(Figure record listings)
________________________
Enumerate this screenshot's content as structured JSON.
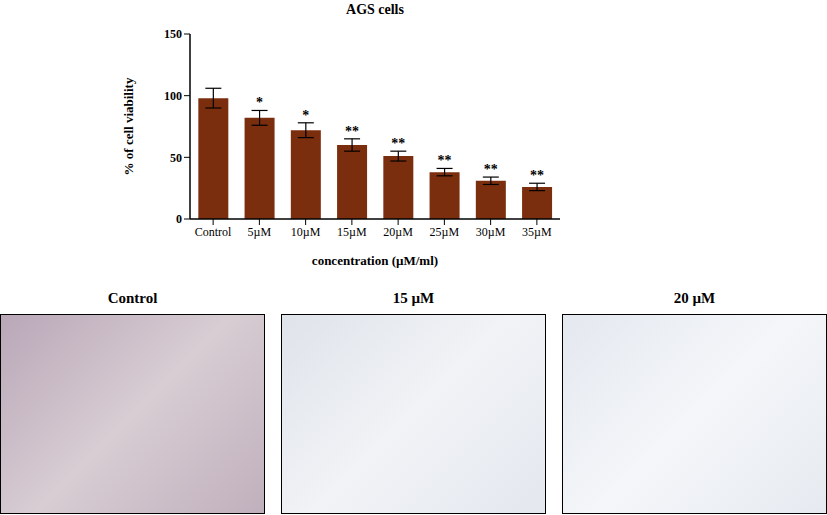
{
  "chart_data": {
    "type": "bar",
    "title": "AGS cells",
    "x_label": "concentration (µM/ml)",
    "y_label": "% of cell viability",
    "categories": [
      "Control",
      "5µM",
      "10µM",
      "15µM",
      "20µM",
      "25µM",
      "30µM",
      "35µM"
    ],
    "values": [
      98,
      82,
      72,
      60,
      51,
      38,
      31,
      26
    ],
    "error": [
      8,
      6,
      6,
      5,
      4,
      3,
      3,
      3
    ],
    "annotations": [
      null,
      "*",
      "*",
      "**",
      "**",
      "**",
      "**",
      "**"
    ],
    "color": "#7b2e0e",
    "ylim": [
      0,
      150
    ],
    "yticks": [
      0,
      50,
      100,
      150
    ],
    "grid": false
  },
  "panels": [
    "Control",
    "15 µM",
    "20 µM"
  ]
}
________________________
ACTIVITY:
Make an exact copy of the records above. Keep out every picture.

YOUR RESPONSE:
Enumerate this screenshot's content as structured JSON.
{
  "chart_data": {
    "type": "bar",
    "title": "AGS cells",
    "x_label": "concentration (µM/ml)",
    "y_label": "% of cell viability",
    "categories": [
      "Control",
      "5µM",
      "10µM",
      "15µM",
      "20µM",
      "25µM",
      "30µM",
      "35µM"
    ],
    "values": [
      98,
      82,
      72,
      60,
      51,
      38,
      31,
      26
    ],
    "error": [
      8,
      6,
      6,
      5,
      4,
      3,
      3,
      3
    ],
    "annotations": [
      null,
      "*",
      "*",
      "**",
      "**",
      "**",
      "**",
      "**"
    ],
    "color": "#7b2e0e",
    "ylim": [
      0,
      150
    ],
    "yticks": [
      0,
      50,
      100,
      150
    ],
    "grid": false
  },
  "panels": [
    "Control",
    "15 µM",
    "20 µM"
  ]
}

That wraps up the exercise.